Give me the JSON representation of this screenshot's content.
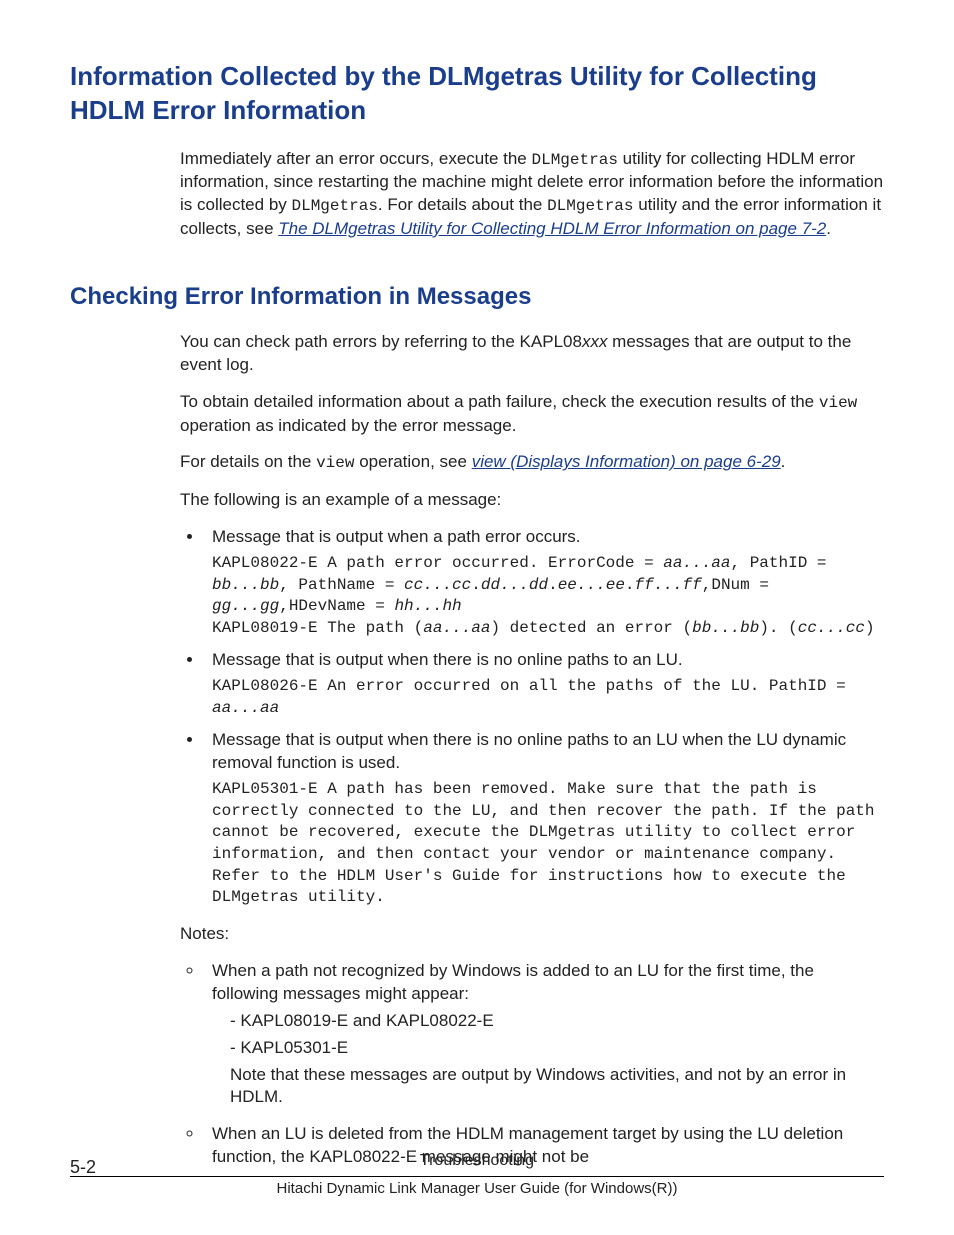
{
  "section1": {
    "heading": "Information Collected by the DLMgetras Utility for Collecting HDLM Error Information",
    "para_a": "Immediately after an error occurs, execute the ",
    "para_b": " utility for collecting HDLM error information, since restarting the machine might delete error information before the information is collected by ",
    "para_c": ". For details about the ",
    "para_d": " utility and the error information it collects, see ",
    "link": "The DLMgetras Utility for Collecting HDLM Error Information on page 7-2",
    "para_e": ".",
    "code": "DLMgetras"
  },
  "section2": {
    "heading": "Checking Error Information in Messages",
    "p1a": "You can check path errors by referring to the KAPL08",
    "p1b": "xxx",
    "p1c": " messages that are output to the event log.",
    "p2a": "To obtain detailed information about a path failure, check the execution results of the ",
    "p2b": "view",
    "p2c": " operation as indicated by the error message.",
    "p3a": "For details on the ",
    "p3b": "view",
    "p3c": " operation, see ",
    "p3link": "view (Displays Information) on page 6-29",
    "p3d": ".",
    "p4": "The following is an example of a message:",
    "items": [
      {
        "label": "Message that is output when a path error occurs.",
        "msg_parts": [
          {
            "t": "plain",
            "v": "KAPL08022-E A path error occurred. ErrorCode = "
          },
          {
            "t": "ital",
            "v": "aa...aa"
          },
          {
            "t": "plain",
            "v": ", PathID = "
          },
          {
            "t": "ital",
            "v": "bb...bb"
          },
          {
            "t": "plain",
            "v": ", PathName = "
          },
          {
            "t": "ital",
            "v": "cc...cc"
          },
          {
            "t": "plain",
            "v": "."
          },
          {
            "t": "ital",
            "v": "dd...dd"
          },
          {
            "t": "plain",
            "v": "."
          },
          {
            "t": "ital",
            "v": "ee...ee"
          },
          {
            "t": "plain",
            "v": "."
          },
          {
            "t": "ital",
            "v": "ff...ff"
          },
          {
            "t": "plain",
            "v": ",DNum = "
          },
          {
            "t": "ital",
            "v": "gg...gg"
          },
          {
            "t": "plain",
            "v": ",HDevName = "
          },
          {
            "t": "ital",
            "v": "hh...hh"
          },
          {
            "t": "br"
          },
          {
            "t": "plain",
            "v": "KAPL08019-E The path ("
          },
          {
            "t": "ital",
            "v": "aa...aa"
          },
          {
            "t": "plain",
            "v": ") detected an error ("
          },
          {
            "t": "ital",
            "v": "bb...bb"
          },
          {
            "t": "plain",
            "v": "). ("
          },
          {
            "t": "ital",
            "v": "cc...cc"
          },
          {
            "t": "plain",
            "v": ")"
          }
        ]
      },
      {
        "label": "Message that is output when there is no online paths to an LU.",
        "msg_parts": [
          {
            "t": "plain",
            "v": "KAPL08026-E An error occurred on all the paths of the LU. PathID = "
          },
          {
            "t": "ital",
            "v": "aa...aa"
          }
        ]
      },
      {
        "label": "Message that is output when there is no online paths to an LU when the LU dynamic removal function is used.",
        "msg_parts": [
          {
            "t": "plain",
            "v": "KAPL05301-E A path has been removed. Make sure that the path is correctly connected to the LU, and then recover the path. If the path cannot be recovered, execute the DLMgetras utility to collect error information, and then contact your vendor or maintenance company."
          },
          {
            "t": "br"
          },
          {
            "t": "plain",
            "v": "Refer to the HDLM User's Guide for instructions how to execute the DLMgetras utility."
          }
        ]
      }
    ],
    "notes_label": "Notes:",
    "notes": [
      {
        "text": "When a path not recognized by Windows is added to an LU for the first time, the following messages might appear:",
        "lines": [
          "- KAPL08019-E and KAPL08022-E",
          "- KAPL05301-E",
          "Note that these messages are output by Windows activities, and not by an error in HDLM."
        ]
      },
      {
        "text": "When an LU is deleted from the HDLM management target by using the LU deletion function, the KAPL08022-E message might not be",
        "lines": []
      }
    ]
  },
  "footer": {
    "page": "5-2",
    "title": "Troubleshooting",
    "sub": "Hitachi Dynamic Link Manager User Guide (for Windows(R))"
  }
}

STATED GOAL: Transcribe the preceding listing in its entirety and with exact wording, leaving out pictures.

SOLUTION TO THIS EXERCISE:
Give me the JSON representation of this screenshot's content.
{
  "section1": {
    "heading": "Information Collected by the DLMgetras Utility for Collecting HDLM Error Information",
    "para_a": "Immediately after an error occurs, execute the ",
    "para_b": " utility for collecting HDLM error information, since restarting the machine might delete error information before the information is collected by ",
    "para_c": ". For details about the ",
    "para_d": " utility and the error information it collects, see ",
    "link": "The DLMgetras Utility for Collecting HDLM Error Information on page 7-2",
    "para_e": ".",
    "code": "DLMgetras"
  },
  "section2": {
    "heading": "Checking Error Information in Messages",
    "p1a": "You can check path errors by referring to the KAPL08",
    "p1b": "xxx",
    "p1c": " messages that are output to the event log.",
    "p2a": "To obtain detailed information about a path failure, check the execution results of the ",
    "p2b": "view",
    "p2c": " operation as indicated by the error message.",
    "p3a": "For details on the ",
    "p3b": "view",
    "p3c": " operation, see ",
    "p3link": "view (Displays Information) on page 6-29",
    "p3d": ".",
    "p4": "The following is an example of a message:",
    "items": [
      {
        "label": "Message that is output when a path error occurs.",
        "msg_parts": [
          {
            "t": "plain",
            "v": "KAPL08022-E A path error occurred. ErrorCode = "
          },
          {
            "t": "ital",
            "v": "aa...aa"
          },
          {
            "t": "plain",
            "v": ", PathID = "
          },
          {
            "t": "ital",
            "v": "bb...bb"
          },
          {
            "t": "plain",
            "v": ", PathName = "
          },
          {
            "t": "ital",
            "v": "cc...cc"
          },
          {
            "t": "plain",
            "v": "."
          },
          {
            "t": "ital",
            "v": "dd...dd"
          },
          {
            "t": "plain",
            "v": "."
          },
          {
            "t": "ital",
            "v": "ee...ee"
          },
          {
            "t": "plain",
            "v": "."
          },
          {
            "t": "ital",
            "v": "ff...ff"
          },
          {
            "t": "plain",
            "v": ",DNum = "
          },
          {
            "t": "ital",
            "v": "gg...gg"
          },
          {
            "t": "plain",
            "v": ",HDevName = "
          },
          {
            "t": "ital",
            "v": "hh...hh"
          },
          {
            "t": "br"
          },
          {
            "t": "plain",
            "v": "KAPL08019-E The path ("
          },
          {
            "t": "ital",
            "v": "aa...aa"
          },
          {
            "t": "plain",
            "v": ") detected an error ("
          },
          {
            "t": "ital",
            "v": "bb...bb"
          },
          {
            "t": "plain",
            "v": "). ("
          },
          {
            "t": "ital",
            "v": "cc...cc"
          },
          {
            "t": "plain",
            "v": ")"
          }
        ]
      },
      {
        "label": "Message that is output when there is no online paths to an LU.",
        "msg_parts": [
          {
            "t": "plain",
            "v": "KAPL08026-E An error occurred on all the paths of the LU. PathID = "
          },
          {
            "t": "ital",
            "v": "aa...aa"
          }
        ]
      },
      {
        "label": "Message that is output when there is no online paths to an LU when the LU dynamic removal function is used.",
        "msg_parts": [
          {
            "t": "plain",
            "v": "KAPL05301-E A path has been removed. Make sure that the path is correctly connected to the LU, and then recover the path. If the path cannot be recovered, execute the DLMgetras utility to collect error information, and then contact your vendor or maintenance company."
          },
          {
            "t": "br"
          },
          {
            "t": "plain",
            "v": "Refer to the HDLM User's Guide for instructions how to execute the DLMgetras utility."
          }
        ]
      }
    ],
    "notes_label": "Notes:",
    "notes": [
      {
        "text": "When a path not recognized by Windows is added to an LU for the first time, the following messages might appear:",
        "lines": [
          "- KAPL08019-E and KAPL08022-E",
          "- KAPL05301-E",
          "Note that these messages are output by Windows activities, and not by an error in HDLM."
        ]
      },
      {
        "text": "When an LU is deleted from the HDLM management target by using the LU deletion function, the KAPL08022-E message might not be",
        "lines": []
      }
    ]
  },
  "footer": {
    "page": "5-2",
    "title": "Troubleshooting",
    "sub": "Hitachi Dynamic Link Manager User Guide (for Windows(R))"
  }
}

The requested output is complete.